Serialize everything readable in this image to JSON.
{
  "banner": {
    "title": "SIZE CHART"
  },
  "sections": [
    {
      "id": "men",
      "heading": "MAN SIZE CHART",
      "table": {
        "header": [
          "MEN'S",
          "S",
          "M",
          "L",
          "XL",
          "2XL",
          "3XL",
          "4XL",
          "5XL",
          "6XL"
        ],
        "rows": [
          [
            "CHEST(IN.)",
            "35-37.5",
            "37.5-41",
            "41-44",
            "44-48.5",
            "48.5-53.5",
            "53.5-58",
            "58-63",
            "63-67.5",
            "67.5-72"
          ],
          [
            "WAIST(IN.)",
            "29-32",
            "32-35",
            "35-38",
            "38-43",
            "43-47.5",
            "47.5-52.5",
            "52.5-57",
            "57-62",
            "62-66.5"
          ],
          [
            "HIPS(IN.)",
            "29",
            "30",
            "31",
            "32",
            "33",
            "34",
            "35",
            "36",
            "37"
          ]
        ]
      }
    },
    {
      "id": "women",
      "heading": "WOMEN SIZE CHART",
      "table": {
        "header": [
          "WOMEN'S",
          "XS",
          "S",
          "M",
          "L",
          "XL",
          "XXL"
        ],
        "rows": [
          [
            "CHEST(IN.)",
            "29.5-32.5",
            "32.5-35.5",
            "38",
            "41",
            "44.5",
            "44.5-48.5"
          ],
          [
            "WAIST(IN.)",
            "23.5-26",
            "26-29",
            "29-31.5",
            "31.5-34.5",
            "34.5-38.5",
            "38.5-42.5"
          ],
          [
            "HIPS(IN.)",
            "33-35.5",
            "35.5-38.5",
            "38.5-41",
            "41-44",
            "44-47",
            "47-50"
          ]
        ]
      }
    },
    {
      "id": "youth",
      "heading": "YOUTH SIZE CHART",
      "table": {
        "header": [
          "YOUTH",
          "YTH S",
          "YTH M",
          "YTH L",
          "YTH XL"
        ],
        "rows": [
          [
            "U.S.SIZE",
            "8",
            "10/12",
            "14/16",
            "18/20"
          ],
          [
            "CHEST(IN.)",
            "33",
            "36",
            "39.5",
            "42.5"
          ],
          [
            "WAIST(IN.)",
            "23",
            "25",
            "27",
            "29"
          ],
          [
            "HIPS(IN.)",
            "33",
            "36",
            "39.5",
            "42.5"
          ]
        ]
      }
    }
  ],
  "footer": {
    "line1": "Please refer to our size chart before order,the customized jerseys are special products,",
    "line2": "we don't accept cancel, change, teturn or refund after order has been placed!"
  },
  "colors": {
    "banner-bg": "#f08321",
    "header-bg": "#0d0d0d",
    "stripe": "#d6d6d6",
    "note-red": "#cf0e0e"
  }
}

## THE TASK
Check each line of these records for the string "order" and state only how many lines have it.

## REPLY
2